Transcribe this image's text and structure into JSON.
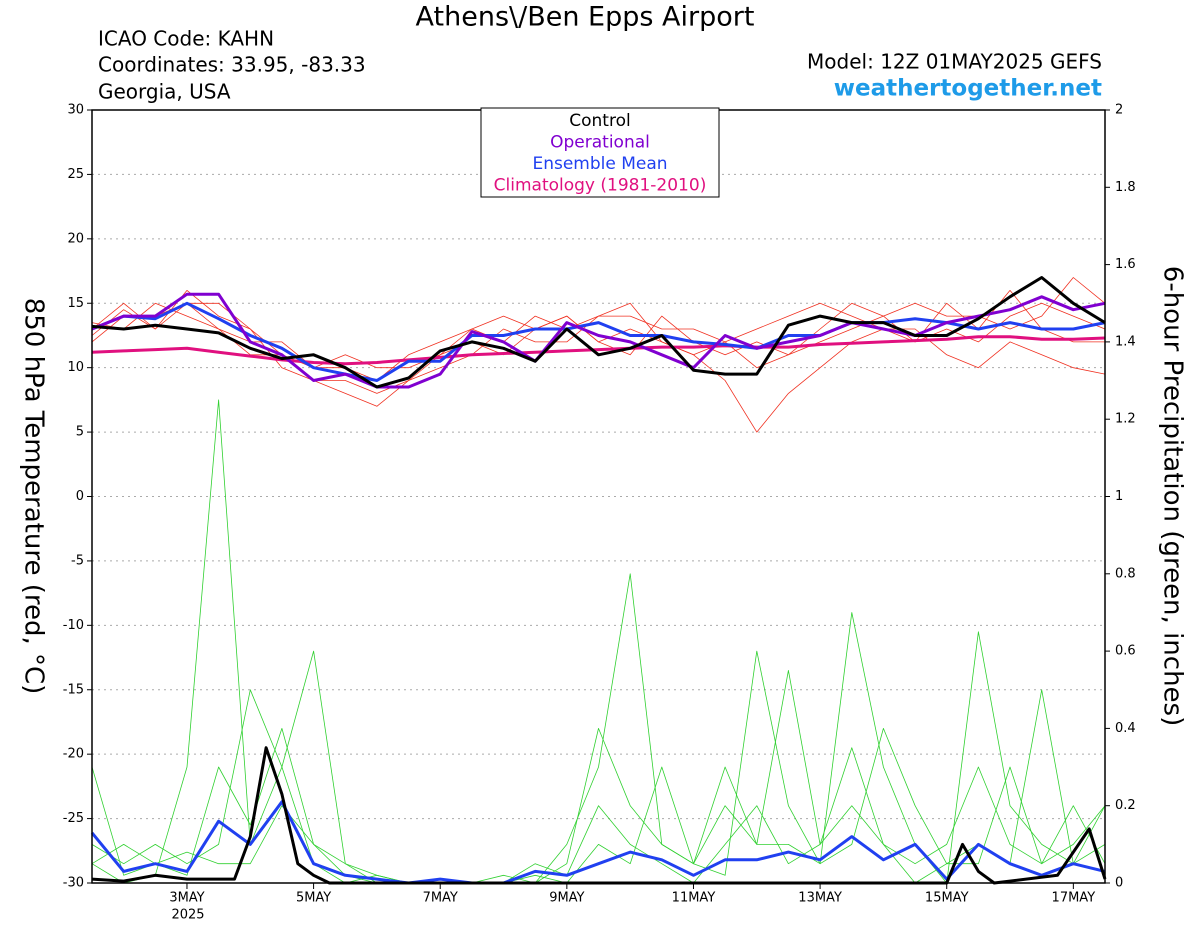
{
  "chart_data": {
    "type": "line",
    "title": "Athens\\/Ben Epps Airport",
    "info_left": [
      "ICAO Code: KAHN",
      "Coordinates: 33.95, -83.33",
      "Georgia, USA"
    ],
    "model": "Model: 12Z 01MAY2025 GEFS",
    "site": "weathertogether.net",
    "ylabel": "850 hPa Temperature (red, °C)",
    "y2label": "6-hour Precipitation (green, inches)",
    "year_label": "2025",
    "x": [
      0.5,
      1,
      1.5,
      2,
      2.5,
      3,
      3.5,
      4,
      4.5,
      5,
      5.5,
      6,
      6.5,
      7,
      7.5,
      8,
      8.5,
      9,
      9.5,
      10,
      10.5,
      11,
      11.5,
      12,
      12.5,
      13,
      13.5,
      14,
      14.5,
      15,
      15.5,
      16,
      16.5
    ],
    "xlim": [
      0.5,
      16.5
    ],
    "xticks": [
      {
        "value": 2,
        "label": "3MAY"
      },
      {
        "value": 4,
        "label": "5MAY"
      },
      {
        "value": 6,
        "label": "7MAY"
      },
      {
        "value": 8,
        "label": "9MAY"
      },
      {
        "value": 10,
        "label": "11MAY"
      },
      {
        "value": 12,
        "label": "13MAY"
      },
      {
        "value": 14,
        "label": "15MAY"
      },
      {
        "value": 16,
        "label": "17MAY"
      }
    ],
    "ylim": [
      -30,
      30
    ],
    "yticks": [
      30,
      25,
      20,
      15,
      10,
      5,
      0,
      -5,
      -10,
      -15,
      -20,
      -25,
      -30
    ],
    "y2lim": [
      0,
      2
    ],
    "y2ticks": [
      2,
      1.8,
      1.6,
      1.4,
      1.2,
      1,
      0.8,
      0.6,
      0.4,
      0.2,
      0
    ],
    "grid": true,
    "legend": "top",
    "series": [
      {
        "name": "Control",
        "color": "#000000",
        "values": [
          13.2,
          13.0,
          13.3,
          13.0,
          12.7,
          11.5,
          10.7,
          11.0,
          10.0,
          8.5,
          9.2,
          11.3,
          12.0,
          11.5,
          10.5,
          13.0,
          11.0,
          11.5,
          12.5,
          9.8,
          9.5,
          9.5,
          13.3,
          14.0,
          13.5,
          13.5,
          12.5,
          12.5,
          13.8,
          15.5,
          17.0,
          15.0,
          13.5
        ]
      },
      {
        "name": "Operational",
        "color": "#8000d0",
        "values": [
          13.0,
          14.0,
          14.0,
          15.7,
          15.7,
          12.0,
          11.0,
          9.0,
          9.5,
          8.5,
          8.5,
          9.5,
          12.8,
          12.0,
          10.5,
          13.5,
          12.5,
          12.0,
          11.0,
          10.0,
          12.5,
          11.5,
          12.0,
          12.5,
          13.5,
          13.0,
          12.5,
          13.5,
          14.0,
          14.5,
          15.5,
          14.5,
          15.0
        ]
      },
      {
        "name": "Ensemble Mean",
        "color": "#2040f0",
        "values": [
          13.0,
          14.0,
          13.8,
          15.0,
          13.8,
          12.5,
          11.5,
          10.0,
          9.5,
          9.0,
          10.5,
          10.5,
          12.5,
          12.5,
          13.0,
          13.0,
          13.5,
          12.5,
          12.5,
          12.0,
          11.8,
          11.5,
          12.5,
          12.5,
          13.5,
          13.5,
          13.8,
          13.5,
          13.0,
          13.5,
          13.0,
          13.0,
          13.5
        ]
      },
      {
        "name": "Climatology (1981-2010)",
        "color": "#e0107f",
        "values": [
          11.2,
          11.3,
          11.4,
          11.5,
          11.2,
          10.9,
          10.6,
          10.4,
          10.3,
          10.4,
          10.6,
          10.8,
          11.0,
          11.1,
          11.2,
          11.3,
          11.4,
          11.5,
          11.6,
          11.6,
          11.7,
          11.6,
          11.6,
          11.8,
          11.9,
          12.0,
          12.1,
          12.2,
          12.4,
          12.4,
          12.2,
          12.2,
          12.3
        ]
      }
    ],
    "precip_series": [
      {
        "color": "#000000",
        "axis": "y2",
        "x": [
          0.5,
          1,
          1.5,
          2,
          2.5,
          2.75,
          3,
          3.25,
          3.5,
          3.75,
          4,
          4.25,
          14,
          14.25,
          14.5,
          14.75,
          15.75,
          16.25,
          16.5
        ],
        "values": [
          0.01,
          0.005,
          0.02,
          0.01,
          0.01,
          0.01,
          0.12,
          0.35,
          0.23,
          0.05,
          0.02,
          0,
          0,
          0.1,
          0.03,
          0,
          0.02,
          0.14,
          0.01
        ]
      },
      {
        "color": "#2040f0",
        "axis": "y2",
        "values": [
          0.13,
          0.03,
          0.05,
          0.03,
          0.16,
          0.1,
          0.21,
          0.05,
          0.02,
          0.01,
          0,
          0.01,
          0,
          0,
          0.03,
          0.02,
          0.05,
          0.08,
          0.06,
          0.02,
          0.06,
          0.06,
          0.08,
          0.06,
          0.12,
          0.06,
          0.1,
          0.01,
          0.1,
          0.05,
          0.02,
          0.05,
          0.03
        ]
      }
    ],
    "member_color": "#f03020",
    "members": [
      [
        12.5,
        14.5,
        13,
        16,
        14,
        13,
        10,
        9,
        9,
        8,
        9,
        11,
        13,
        14,
        13,
        14,
        12,
        13,
        12,
        11,
        12,
        10,
        11,
        12,
        13,
        14,
        15,
        14,
        14,
        13,
        14,
        17,
        15
      ],
      [
        13.5,
        13,
        15,
        14,
        13,
        12,
        12,
        10,
        10,
        9,
        11,
        12,
        13,
        12,
        14,
        13,
        14,
        14,
        13,
        13,
        12,
        13,
        14,
        15,
        14,
        13,
        12,
        13,
        12,
        14,
        15,
        14,
        13
      ],
      [
        12,
        14,
        14,
        15,
        13,
        11,
        11,
        9,
        8,
        7,
        9,
        10,
        11,
        13,
        12,
        12,
        14,
        15,
        12,
        11,
        9,
        5,
        8,
        10,
        12,
        13,
        13,
        11,
        10,
        12,
        11,
        10,
        9.5
      ],
      [
        13,
        15,
        13,
        15,
        15,
        13,
        11,
        10,
        11,
        10,
        10,
        11,
        12,
        11,
        13,
        14,
        12,
        11,
        14,
        12,
        11,
        12,
        11,
        13,
        15,
        14,
        12,
        15,
        13,
        16,
        13,
        12,
        12
      ]
    ],
    "precip_member_color": "#30d030",
    "precip_members": [
      [
        0.05,
        0,
        0.02,
        0.3,
        1.25,
        0.1,
        0.3,
        0.05,
        0,
        0.02,
        0,
        0,
        0,
        0,
        0.05,
        0.02,
        0.2,
        0.1,
        0.05,
        0,
        0.1,
        0.2,
        0.05,
        0.1,
        0.35,
        0.1,
        0.05,
        0.1,
        0.3,
        0.1,
        0.05,
        0.2,
        0.05
      ],
      [
        0.1,
        0.05,
        0.1,
        0.05,
        0.1,
        0.5,
        0.3,
        0.6,
        0.05,
        0,
        0,
        0,
        0,
        0.02,
        0,
        0.1,
        0.3,
        0.8,
        0.1,
        0.05,
        0.2,
        0.1,
        0.55,
        0.1,
        0.2,
        0.1,
        0,
        0.05,
        0.05,
        0.3,
        0.05,
        0.1,
        0.2
      ],
      [
        0.3,
        0.02,
        0.05,
        0.08,
        0.05,
        0.05,
        0.2,
        0.1,
        0.02,
        0,
        0,
        0,
        0,
        0,
        0,
        0.05,
        0.4,
        0.2,
        0.1,
        0.05,
        0.3,
        0.1,
        0.1,
        0.05,
        0.7,
        0.3,
        0.1,
        0,
        0.65,
        0.2,
        0.1,
        0.05,
        0.1
      ],
      [
        0.05,
        0.1,
        0.05,
        0.02,
        0.3,
        0.15,
        0.4,
        0.1,
        0.05,
        0.02,
        0,
        0,
        0,
        0,
        0.02,
        0,
        0.1,
        0.05,
        0.3,
        0.05,
        0.02,
        0.6,
        0.2,
        0.05,
        0.1,
        0.4,
        0.2,
        0.05,
        0.1,
        0.05,
        0.5,
        0.05,
        0.2
      ]
    ]
  }
}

========

Tally the lines in the entries above that hold the word "name". Reply with nothing but that count.

4